▶ **Supplied entries**:
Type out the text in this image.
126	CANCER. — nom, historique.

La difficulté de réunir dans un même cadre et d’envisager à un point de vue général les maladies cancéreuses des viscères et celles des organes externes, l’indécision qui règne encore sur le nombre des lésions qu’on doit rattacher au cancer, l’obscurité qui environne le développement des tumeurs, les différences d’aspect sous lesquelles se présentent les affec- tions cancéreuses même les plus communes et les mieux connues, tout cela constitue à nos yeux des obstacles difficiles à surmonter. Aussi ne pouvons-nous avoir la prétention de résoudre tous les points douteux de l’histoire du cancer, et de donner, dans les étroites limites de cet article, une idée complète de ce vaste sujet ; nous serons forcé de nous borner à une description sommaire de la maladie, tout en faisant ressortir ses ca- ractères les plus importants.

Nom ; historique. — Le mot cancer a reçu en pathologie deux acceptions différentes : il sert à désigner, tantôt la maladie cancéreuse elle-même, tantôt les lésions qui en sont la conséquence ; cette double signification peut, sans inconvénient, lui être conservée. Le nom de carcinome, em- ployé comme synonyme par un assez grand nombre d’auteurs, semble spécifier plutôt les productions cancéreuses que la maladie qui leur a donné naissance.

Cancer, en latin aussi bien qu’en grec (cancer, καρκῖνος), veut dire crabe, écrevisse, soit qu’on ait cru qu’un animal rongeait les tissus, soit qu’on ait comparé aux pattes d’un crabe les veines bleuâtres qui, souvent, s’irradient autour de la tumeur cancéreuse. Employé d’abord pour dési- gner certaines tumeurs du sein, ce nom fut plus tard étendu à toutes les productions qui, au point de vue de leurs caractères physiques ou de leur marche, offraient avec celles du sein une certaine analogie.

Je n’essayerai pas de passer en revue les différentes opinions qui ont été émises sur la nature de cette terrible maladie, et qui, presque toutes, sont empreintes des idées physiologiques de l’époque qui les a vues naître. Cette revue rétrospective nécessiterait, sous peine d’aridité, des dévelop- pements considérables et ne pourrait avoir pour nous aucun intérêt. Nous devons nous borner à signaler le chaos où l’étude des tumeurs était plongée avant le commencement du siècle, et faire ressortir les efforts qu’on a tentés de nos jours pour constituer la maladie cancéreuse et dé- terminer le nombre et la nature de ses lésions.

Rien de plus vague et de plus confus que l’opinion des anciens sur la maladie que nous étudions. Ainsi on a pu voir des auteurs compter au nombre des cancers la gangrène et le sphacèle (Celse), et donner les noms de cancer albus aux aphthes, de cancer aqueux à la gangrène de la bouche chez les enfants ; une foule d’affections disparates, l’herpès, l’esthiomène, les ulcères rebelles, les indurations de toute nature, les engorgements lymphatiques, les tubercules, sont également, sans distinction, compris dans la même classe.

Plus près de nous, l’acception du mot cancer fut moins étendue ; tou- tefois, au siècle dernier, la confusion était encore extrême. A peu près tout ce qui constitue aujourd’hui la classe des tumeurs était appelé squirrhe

▶ **Required work**:
Collect each line above holding the string "auteurs".

▶ **Exercise solution**:
Nom ; historique. — Le mot cancer a reçu en pathologie deux acceptions différentes : il sert à désigner, tantôt la maladie cancéreuse elle-même, tantôt les lésions qui en sont la conséquence ; cette double signification peut, sans inconvénient, lui être conservée. Le nom de carcinome, em- ployé comme synonyme par un assez grand nombre d’auteurs, semble spécifier plutôt les productions cancéreuses que la maladie qui leur a donné naissance.
Rien de plus vague et de plus confus que l’opinion des anciens sur la maladie que nous étudions. Ainsi on a pu voir des auteurs compter au nombre des cancers la gangrène et le sphacèle (Celse), et donner les noms de cancer albus aux aphthes, de cancer aqueux à la gangrène de la bouche chez les enfants ; une foule d’affections disparates, l’herpès, l’esthiomène, les ulcères rebelles, les indurations de toute nature, les engorgements lymphatiques, les tubercules, sont également, sans distinction, compris dans la même classe.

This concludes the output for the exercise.